A group representing small pharmacists says large chains, especially CVS, are moving patients’ prescriptions to their own stores without consent. CVS adamantly denies that. (Photo by Marty Schladen/Ohio Capital Journal)
In the first test of a 2020 U.S. Supreme Court ruling, drug middlemen last week argued that federal law gives them a crucial right to limit which pharmacies patients with health insurance can use — or at least make it more expensive if patients get their medicine at a shop that isn’t preferred by the powerful corporations.
A lawyer for an industry group argued that the right to limit pharmacy networks is important to ensure quality. But he failed to note that the three biggest middlemen are owned by health care giants that own pharmacies themselves.
The argument is likely to add grist for those who claim that the Fortune 15 corporations are engaged in practices that are driving up costs and driving out competitors.
The industry group, the Pharmaceutical Care Management Association, made the arguments last Wednesday before the 8th U.S. Circuit Court of Appeals in St. Louis. It was a rehearing of a 2020 ruling that struck down North Dakota’s attempts to regulate businesses known as pharmacy benefit managers.
In the earlier ruling, the appellate court held that the federal Employment Income Security Act of 1974 severely limited state governments’ ability to regulate the benefit managers, which are also known as PBMs.
But last year, the U.S. Supreme Court heard a similar case also emanating from the Eighth Circuit and unanimously ruled in October that the federal law applied to health plan design and administration — and didn’t apply to many of the limitations that states were trying to put on the PBMs hired by the plans.
The high court then ordered the Eighth Circuit to rehear the North Dakota case.

Stored records
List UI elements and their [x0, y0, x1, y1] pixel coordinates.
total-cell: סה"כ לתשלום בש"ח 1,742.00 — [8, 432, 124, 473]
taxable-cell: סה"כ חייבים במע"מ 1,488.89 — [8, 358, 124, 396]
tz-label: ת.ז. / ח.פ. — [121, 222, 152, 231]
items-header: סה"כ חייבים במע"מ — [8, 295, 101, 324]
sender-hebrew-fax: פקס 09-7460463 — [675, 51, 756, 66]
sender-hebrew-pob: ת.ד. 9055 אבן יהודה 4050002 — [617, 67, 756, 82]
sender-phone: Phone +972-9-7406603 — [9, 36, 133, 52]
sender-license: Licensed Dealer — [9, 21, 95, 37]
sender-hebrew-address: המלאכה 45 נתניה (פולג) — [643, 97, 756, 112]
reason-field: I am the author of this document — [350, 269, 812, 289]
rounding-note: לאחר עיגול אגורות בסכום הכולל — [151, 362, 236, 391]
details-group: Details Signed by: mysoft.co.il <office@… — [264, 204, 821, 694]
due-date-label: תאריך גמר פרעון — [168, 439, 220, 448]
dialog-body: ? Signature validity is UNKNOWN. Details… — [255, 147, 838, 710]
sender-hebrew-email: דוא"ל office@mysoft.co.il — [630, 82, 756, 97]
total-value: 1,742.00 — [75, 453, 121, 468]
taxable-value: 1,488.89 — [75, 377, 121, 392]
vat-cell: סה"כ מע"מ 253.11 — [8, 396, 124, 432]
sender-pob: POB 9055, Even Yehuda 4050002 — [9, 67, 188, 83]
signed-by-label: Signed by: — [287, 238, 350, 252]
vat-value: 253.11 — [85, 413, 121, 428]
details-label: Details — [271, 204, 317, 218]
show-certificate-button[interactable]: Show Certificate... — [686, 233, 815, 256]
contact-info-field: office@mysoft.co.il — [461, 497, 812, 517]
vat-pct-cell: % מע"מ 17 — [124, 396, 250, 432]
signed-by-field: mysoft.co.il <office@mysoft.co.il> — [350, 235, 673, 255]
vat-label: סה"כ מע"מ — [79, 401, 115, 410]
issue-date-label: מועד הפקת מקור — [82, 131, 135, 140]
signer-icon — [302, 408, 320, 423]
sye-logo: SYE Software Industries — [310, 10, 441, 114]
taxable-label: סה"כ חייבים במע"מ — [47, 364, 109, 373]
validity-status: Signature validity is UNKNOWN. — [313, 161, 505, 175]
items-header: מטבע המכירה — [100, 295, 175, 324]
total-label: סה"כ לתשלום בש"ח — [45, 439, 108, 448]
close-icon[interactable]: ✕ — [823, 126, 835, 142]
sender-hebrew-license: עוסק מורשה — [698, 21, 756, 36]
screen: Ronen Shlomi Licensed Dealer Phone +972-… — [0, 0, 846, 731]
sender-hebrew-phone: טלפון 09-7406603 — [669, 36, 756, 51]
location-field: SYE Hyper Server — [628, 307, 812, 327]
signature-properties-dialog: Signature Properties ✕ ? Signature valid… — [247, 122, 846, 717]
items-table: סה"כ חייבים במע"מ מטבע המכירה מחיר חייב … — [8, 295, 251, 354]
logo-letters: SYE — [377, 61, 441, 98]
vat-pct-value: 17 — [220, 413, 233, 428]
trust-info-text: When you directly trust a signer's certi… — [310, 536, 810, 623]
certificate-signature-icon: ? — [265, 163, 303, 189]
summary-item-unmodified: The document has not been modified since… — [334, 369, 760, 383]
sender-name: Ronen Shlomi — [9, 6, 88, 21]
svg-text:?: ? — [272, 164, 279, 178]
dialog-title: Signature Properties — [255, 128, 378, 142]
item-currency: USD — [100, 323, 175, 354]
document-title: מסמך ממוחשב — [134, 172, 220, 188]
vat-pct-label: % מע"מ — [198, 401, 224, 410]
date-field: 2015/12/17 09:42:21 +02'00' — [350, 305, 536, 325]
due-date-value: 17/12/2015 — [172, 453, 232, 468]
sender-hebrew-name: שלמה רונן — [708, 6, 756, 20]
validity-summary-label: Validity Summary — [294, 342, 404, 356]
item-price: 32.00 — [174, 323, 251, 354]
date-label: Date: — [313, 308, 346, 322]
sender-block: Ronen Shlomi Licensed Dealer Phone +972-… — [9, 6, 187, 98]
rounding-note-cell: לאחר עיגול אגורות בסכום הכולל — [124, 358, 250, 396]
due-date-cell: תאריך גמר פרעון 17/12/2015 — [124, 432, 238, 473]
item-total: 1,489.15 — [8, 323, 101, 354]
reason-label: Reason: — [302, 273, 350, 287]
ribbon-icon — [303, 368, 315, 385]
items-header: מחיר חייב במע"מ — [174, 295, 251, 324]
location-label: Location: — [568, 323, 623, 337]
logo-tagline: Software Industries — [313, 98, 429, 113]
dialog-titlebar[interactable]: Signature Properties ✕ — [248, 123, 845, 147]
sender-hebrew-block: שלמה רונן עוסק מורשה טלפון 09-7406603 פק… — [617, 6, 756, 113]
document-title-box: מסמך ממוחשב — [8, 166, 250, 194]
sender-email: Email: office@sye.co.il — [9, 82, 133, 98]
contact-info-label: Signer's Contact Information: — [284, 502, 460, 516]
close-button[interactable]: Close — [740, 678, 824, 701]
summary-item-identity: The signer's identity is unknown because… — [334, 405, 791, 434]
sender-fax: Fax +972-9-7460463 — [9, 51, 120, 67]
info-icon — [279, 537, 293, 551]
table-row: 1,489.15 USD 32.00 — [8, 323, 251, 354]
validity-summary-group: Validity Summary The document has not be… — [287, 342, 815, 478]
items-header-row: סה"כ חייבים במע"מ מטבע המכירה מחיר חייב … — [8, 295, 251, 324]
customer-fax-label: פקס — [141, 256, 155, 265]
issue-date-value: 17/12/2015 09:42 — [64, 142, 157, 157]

What you will do:
A – Which companies, associations, courts, and publications does the article on pharmacy benefit managers name?
B – Can you continue the article on pharmacy benefit managers from its final sentence?
The stored records have no connection to the article on pharmacy benefit managers.

Results of the tasks:
A –
- CVS
- Ohio Capital Journal
- Pharmaceutical Care Management Association
- 8th U.S. Circuit Court of Appeals (the Eighth Circuit)
- U.S. Supreme Court

B –
Lots of power
Insurers hire pharmacy benefit managers to administer drug benefits. Often, they’re hiring their corporate siblings because since 2014, each of the big three has either bought or been bought by a major insurer.
Among their functions, PBMs control lists of which drugs are covered and whether medicines on them get preferential treatment in the form of lower deductibles or by not needing prior authorization.
The three biggest PBMs — CVS Caremark, OptumRX and Express Scripts — are estimated to represent more than 70% of all insured Americans. So they have great leverage when they negotiate with drug makers for rebates, fees and discounts in exchange for drug makers getting their products covered.
Groups of large employers and pharmacy groups suspect the big PBMs are using a lack of transparency to pocket a healthy slice of the money they’re getting through these transactions. That’s helping to drive up the cost of drug benefits, they say.
The PBMs insist they’re saving money for consumers, but last month they sued to stop a federal rule that would require the industry to report the discounts and fees it gets from drug makers.
In addition, each of the big-three PBMs is standing up a “group-purchasing organization” — two of which are offshore — to handle transactions with drug makers on the PBMs’ behalf. That’s sparked great fear that the industry is introducing yet another curtain between the people who pay for health care and the true cost of the drugs they’re paying for.
“Now they’re creating #GPOs (really!!!) to further obscure what they’re doing in driving up drug costs,” tweeted Ted Okon, executive director of the Community Oncology Alliance. “The PBM middlemen creating another layer of middlemen.”
Then before the Eighth Circuit last week, the PBMs argued for the right to control pharmacy networks in ways that would allow them to give advantage to their own companies.
Among their other powers, PBMs create pharmacy networks and determine how much to reimburse them for drugs.
They have that power even though each of the big PBMs is in some fashion operating pharmacies of their own. CVS owns the nation’s largest retail chain and all three own mail-order pharmacies for specialty drugs — the most expensive class.
The PBMs insist they don’t give special treatment to affiliated pharmacies, but apparent evidence to the contrary has emerged.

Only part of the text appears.